- **WHAT IS REQUIRED**
Please format each line of the rows below as a JSON list of strings, one string per line, with blank lines omitted. Leave the pictures out of the list.

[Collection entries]
________
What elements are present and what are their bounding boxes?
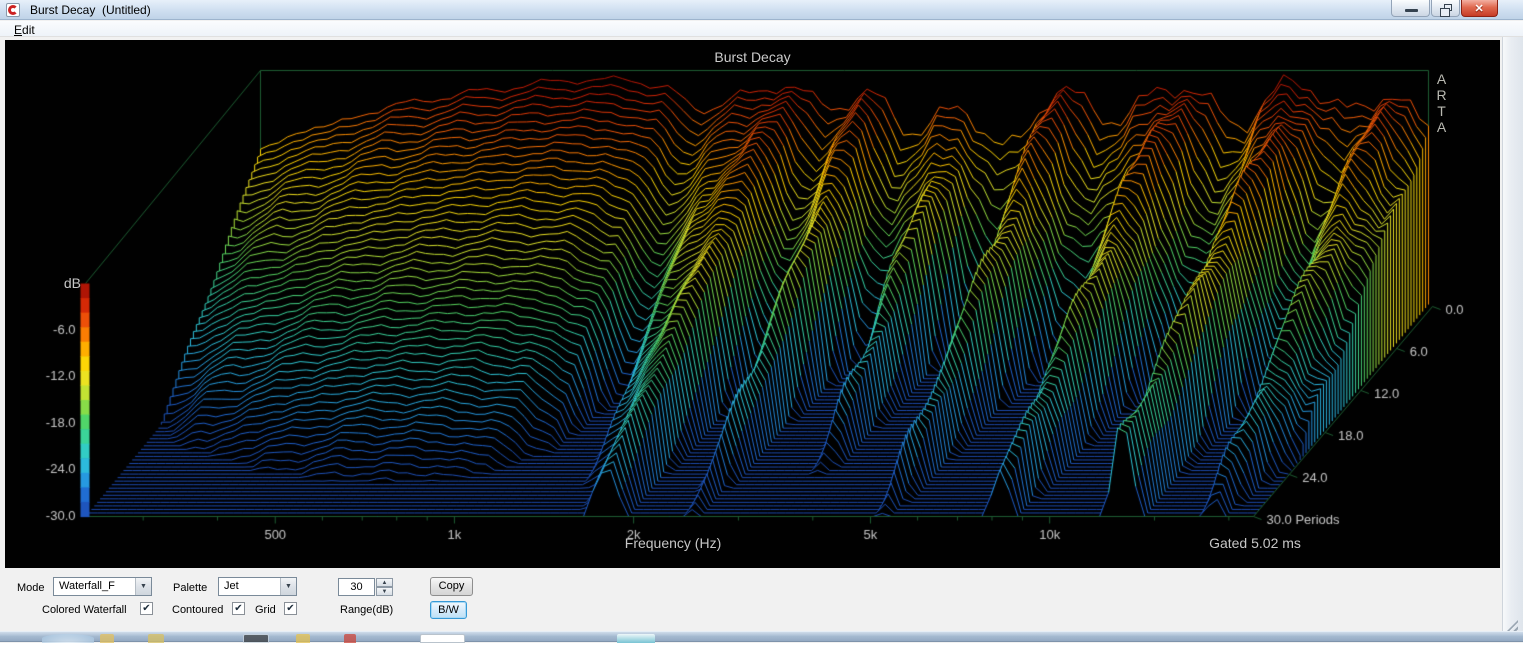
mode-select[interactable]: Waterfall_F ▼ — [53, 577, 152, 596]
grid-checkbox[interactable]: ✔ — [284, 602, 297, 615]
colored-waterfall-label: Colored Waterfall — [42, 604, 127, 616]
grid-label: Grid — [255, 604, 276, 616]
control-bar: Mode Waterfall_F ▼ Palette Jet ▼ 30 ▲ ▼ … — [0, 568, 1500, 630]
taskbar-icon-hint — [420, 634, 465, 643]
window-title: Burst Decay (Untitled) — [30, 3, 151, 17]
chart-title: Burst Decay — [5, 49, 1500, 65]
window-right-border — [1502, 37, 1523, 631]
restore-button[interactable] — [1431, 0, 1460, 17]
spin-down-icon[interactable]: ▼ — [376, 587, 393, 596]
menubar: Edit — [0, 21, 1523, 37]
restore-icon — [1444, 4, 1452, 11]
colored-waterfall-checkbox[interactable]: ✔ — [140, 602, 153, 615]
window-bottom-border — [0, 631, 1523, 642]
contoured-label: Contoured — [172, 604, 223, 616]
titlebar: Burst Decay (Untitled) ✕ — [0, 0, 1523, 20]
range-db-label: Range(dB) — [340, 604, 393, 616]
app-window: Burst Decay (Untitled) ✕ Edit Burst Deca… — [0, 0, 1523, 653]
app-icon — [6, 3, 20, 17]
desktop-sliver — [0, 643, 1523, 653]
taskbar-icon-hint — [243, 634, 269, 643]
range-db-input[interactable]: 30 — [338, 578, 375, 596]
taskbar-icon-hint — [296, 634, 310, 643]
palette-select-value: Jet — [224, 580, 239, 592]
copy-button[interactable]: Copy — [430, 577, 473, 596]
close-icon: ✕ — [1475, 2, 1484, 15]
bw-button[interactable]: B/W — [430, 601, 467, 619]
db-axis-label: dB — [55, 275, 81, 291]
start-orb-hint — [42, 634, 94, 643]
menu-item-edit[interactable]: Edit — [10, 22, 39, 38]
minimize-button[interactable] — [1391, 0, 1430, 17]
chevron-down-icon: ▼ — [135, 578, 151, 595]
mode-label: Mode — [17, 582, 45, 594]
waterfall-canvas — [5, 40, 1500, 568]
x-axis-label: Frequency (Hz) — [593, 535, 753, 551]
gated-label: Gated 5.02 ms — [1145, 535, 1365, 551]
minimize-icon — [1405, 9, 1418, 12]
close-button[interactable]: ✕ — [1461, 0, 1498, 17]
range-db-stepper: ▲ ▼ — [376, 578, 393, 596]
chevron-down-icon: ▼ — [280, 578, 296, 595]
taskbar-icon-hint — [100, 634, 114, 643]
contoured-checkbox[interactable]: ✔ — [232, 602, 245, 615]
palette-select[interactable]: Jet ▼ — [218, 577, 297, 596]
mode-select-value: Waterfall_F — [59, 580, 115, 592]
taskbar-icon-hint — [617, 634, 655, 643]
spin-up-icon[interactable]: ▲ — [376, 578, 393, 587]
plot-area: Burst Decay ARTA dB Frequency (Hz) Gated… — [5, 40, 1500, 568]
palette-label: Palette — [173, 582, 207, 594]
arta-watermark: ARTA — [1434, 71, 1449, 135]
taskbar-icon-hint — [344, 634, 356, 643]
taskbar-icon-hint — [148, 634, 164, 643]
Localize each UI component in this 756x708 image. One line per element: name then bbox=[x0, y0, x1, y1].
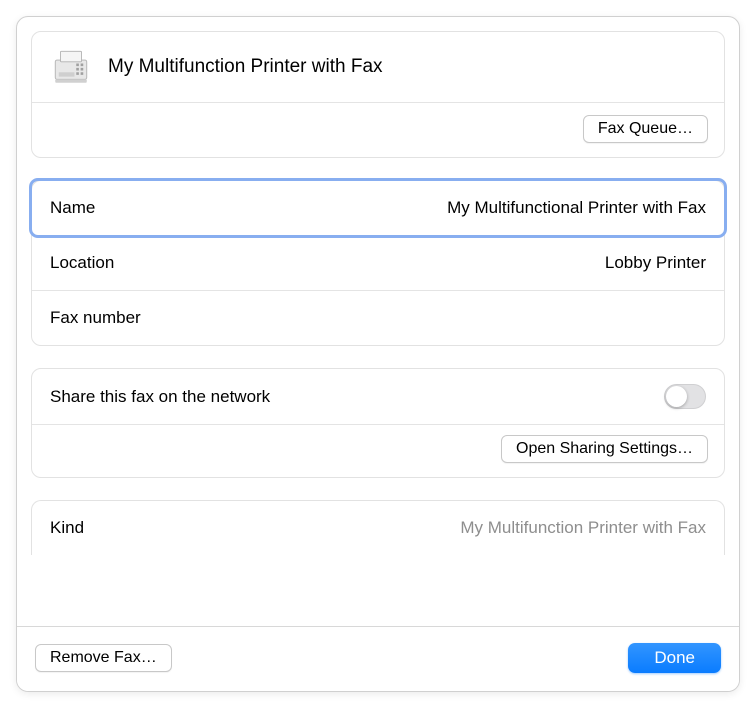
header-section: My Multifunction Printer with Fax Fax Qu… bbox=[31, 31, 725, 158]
________
- **EXERCISE ANSWER**
[
  "What elements are present and what are their bounding boxes?",
  "mode-select[interactable]: Waterfall_F ▼ — [53, 577, 152, 596]",
  "grid-checkbox[interactable]: ✔ — [284, 602, 297, 615]",
  "colored-waterfall-label: Colored Waterfall — [42, 604, 127, 616]",
  "grid-label: Grid — [255, 604, 276, 616]",
  "control-bar: Mode Waterfall_F ▼ Palette Jet ▼ 30 ▲ ▼ … — [0, 568, 1500, 630]",
  "taskbar-icon-hint — [420, 634, 465, 643]",
  "window-title: Burst Decay (Untitled) — [30, 3, 151, 17]",
  "chart-title: Burst Decay — [5, 49, 1500, 65]",
  "window-right-border — [1502, 37, 1523, 631]",
  "restore-button[interactable] — [1431, 0, 1460, 17]",
  "spin-down-icon[interactable]: ▼ — [376, 587, 393, 596]",
  "menubar: Edit — [0, 21, 1523, 37]",
  "restore-icon — [1444, 4, 1452, 11]",
  "colored-waterfall-checkbox[interactable]: ✔ — [140, 602, 153, 615]",
  "window-bottom-border — [0, 631, 1523, 642]",
  "contoured-label: Contoured — [172, 604, 223, 616]",
  "titlebar: Burst Decay (Untitled) ✕ — [0, 0, 1523, 20]",
  "range-db-label: Range(dB) — [340, 604, 393, 616]",
  "app-window: Burst Decay (Untitled) ✕ Edit Burst Deca… — [0, 0, 1523, 653]",
  "app-icon — [6, 3, 20, 17]",
  "desktop-sliver — [0, 643, 1523, 653]",
  "taskbar-icon-hint — [243, 634, 269, 643]",
  "range-db-input[interactable]: 30 — [338, 578, 375, 596]",
  "taskbar-icon-hint — [296, 634, 310, 643]",
  "palette-select-value: Jet — [224, 580, 239, 592]",
  "copy-button[interactable]: Copy — [430, 577, 473, 596]",
  "close-icon: ✕ — [1475, 2, 1484, 15]",
  "bw-button[interactable]: B/W — [430, 601, 467, 619]",
  "db-axis-label: dB — [55, 275, 81, 291]",
  "start-orb-hint — [42, 634, 94, 643]",
  "menu-item-edit[interactable]: Edit — [10, 22, 39, 38]",
  "minimize-button[interactable] — [1391, 0, 1430, 17]",
  "chevron-down-icon: ▼ — [135, 578, 151, 595]",
  "mode-label: Mode — [17, 582, 45, 594]",
  "waterfall-canvas — [5, 40, 1500, 568]",
  "x-axis-label: Frequency (Hz) — [593, 535, 753, 551]",
  "gated-label: Gated 5.02 ms — [1145, 535, 1365, 551]",
  "minimize-icon — [1405, 9, 1418, 12]",
  "close-button[interactable]: ✕ — [1461, 0, 1498, 17]",
  "range-db-stepper: ▲ ▼ — [376, 578, 393, 596]",
  "chevron-down-icon: ▼ — [280, 578, 296, 595]",
  "taskbar-icon-hint — [100, 634, 114, 643]",
  "contoured-checkbox[interactable]: ✔ — [232, 602, 245, 615]",
  "palette-select[interactable]: Jet ▼ — [218, 577, 297, 596]",
  "mode-select-value: Waterfall_F — [59, 580, 115, 592]",
  "taskbar-icon-hint — [617, 634, 655, 643]",
  "spin-up-icon[interactable]: ▲ — [376, 578, 393, 587]",
  "plot-area: Burst Decay ARTA dB Frequency (Hz) Gated… — [5, 40, 1500, 568]",
  "palette-label: Palette — [173, 582, 207, 594]",
  "arta-watermark: ARTA — [1434, 71, 1449, 135]",
  "taskbar-icon-hint — [344, 634, 356, 643]",
  "taskbar-icon-hint — [148, 634, 164, 643]",
  "Localize each UI component in this 756x708 image. One line per element: name then bbox=[x0, y0, x1, y1].",
  "header-section: My Multifunction Printer with Fax Fax Qu… bbox=[31, 31, 725, 158]"
]